[Records from a collection of figures]
___
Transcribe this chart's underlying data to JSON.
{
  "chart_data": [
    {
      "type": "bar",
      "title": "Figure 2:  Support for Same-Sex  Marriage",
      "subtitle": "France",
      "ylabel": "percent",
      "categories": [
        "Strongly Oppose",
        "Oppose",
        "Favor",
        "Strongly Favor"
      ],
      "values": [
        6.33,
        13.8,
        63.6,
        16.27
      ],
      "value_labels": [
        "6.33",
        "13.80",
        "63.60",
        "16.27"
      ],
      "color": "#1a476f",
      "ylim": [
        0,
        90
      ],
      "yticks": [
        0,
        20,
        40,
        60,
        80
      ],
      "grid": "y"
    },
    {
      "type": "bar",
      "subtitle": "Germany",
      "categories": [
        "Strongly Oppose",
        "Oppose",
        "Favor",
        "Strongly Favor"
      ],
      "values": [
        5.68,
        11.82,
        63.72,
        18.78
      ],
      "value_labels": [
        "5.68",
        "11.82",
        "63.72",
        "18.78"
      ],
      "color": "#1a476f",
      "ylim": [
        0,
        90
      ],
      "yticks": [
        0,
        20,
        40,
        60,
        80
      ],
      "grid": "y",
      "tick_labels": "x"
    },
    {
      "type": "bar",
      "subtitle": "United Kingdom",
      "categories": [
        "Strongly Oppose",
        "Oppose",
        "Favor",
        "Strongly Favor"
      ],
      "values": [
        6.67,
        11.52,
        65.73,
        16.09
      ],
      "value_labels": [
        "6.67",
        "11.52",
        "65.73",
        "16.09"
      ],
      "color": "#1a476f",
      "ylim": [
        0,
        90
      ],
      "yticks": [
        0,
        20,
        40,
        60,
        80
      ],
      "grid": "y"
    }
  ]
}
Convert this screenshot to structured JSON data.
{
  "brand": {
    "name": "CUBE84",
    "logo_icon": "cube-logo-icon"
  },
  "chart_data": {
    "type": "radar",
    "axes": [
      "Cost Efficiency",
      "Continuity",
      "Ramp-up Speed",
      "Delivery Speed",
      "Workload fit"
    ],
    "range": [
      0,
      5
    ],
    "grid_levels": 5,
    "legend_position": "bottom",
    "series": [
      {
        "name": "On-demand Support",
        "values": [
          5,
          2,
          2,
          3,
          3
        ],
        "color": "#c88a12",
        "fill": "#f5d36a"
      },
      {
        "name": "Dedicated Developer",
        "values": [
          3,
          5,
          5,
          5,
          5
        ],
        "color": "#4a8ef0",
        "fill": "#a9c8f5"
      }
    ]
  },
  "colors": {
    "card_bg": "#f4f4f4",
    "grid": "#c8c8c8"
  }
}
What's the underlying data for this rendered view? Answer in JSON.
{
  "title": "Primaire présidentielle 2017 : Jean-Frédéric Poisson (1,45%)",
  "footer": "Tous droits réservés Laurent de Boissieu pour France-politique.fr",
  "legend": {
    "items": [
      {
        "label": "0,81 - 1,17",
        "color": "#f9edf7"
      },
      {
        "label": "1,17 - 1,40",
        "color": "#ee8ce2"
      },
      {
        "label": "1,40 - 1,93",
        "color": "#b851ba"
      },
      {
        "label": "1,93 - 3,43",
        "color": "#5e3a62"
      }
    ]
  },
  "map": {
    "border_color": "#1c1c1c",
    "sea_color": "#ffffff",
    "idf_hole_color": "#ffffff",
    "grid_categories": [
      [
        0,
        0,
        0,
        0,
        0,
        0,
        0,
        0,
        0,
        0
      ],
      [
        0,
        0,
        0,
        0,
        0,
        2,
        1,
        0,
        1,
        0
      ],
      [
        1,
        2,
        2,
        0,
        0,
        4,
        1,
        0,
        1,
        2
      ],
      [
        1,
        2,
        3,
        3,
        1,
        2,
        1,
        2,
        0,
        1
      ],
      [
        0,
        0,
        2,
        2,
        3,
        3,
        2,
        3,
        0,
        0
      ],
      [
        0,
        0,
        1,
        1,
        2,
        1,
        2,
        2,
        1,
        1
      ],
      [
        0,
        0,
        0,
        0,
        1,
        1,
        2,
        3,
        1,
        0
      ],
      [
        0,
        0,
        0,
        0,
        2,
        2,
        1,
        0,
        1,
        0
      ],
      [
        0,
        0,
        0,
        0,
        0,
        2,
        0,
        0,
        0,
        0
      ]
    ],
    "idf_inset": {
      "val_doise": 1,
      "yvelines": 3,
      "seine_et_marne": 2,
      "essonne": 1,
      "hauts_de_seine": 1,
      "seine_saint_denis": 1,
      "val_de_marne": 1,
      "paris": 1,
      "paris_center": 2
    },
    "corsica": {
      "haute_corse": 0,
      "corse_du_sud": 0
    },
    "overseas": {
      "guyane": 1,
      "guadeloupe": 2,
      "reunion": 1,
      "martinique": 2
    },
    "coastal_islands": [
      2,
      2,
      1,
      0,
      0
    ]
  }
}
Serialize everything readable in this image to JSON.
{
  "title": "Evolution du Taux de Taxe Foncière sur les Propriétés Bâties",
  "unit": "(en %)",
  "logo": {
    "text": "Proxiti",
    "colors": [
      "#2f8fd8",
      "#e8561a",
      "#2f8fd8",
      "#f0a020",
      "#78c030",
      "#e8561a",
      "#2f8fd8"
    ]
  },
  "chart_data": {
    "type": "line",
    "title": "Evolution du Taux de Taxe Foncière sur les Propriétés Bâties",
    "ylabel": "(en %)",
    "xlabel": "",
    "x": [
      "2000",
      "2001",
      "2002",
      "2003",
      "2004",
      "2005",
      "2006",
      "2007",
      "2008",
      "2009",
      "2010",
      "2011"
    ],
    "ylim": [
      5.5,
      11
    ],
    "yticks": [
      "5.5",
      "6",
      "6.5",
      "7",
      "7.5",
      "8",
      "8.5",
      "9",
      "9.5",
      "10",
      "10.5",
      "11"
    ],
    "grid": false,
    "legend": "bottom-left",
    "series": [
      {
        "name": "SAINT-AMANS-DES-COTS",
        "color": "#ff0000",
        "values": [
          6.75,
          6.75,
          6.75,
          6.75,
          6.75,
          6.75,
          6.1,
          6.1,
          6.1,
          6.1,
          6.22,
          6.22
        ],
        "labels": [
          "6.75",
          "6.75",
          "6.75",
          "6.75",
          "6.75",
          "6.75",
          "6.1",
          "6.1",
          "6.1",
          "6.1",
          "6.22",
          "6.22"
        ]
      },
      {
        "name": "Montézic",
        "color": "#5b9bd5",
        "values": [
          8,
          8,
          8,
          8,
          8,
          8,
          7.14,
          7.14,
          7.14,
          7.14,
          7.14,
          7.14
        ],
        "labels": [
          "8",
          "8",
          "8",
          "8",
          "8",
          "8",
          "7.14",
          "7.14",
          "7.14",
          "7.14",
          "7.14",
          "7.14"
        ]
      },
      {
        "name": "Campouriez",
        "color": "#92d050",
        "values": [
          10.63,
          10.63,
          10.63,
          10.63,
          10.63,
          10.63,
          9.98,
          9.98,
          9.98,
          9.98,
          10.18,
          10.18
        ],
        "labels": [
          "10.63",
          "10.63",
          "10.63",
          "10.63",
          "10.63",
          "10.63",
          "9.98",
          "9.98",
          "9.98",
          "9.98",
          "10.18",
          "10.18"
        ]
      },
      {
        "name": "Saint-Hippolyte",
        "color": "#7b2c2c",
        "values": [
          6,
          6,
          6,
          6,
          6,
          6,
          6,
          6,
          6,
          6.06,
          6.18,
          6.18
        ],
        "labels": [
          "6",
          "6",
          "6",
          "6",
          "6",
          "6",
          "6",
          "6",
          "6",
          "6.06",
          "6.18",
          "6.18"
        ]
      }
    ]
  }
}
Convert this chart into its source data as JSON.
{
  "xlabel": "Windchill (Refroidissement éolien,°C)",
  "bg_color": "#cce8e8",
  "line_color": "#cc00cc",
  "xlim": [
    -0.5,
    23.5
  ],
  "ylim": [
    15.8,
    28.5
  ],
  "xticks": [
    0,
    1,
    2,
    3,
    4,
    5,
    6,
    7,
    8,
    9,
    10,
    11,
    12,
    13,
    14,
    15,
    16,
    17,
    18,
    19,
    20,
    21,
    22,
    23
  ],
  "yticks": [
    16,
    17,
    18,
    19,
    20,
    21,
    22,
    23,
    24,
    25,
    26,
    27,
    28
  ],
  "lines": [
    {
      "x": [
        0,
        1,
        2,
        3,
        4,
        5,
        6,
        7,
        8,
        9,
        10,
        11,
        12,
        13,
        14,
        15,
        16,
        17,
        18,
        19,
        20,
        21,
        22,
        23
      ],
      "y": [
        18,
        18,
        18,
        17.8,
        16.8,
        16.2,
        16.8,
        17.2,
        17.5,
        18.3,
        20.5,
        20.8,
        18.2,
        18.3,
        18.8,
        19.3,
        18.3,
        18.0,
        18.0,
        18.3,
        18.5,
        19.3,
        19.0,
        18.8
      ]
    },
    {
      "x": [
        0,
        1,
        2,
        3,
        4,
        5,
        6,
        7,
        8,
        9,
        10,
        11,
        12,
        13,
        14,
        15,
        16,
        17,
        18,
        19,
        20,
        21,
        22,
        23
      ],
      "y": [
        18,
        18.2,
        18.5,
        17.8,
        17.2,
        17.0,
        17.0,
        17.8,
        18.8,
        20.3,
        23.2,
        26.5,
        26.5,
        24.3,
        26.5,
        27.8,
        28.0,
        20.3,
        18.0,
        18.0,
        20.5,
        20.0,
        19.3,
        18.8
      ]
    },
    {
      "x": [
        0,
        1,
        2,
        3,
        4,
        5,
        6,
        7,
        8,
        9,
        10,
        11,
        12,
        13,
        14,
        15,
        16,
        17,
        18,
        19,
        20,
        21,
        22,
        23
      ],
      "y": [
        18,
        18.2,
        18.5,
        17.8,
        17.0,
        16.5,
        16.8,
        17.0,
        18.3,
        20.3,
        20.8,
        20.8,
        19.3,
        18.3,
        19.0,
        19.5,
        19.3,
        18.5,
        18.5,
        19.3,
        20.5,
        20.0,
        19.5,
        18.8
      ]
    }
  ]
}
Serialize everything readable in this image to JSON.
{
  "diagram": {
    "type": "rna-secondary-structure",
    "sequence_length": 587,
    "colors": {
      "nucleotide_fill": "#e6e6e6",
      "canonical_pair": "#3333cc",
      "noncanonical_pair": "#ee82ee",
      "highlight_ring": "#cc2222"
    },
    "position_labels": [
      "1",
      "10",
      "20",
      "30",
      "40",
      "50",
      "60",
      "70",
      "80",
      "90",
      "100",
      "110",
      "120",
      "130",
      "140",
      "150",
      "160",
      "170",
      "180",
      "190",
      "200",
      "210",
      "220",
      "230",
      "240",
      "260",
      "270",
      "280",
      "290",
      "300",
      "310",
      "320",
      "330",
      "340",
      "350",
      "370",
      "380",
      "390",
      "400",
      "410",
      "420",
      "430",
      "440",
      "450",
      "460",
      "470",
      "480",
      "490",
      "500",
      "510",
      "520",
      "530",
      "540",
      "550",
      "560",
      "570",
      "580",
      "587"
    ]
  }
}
___
#### What is being asked:
Copy all lines from the entries that contain the word "Evolution".

#### The completed task:
  "title": "Evolution du Taux de Taxe Foncière sur les Propriétés Bâties",
    "title": "Evolution du Taux de Taxe Foncière sur les Propriétés Bâties",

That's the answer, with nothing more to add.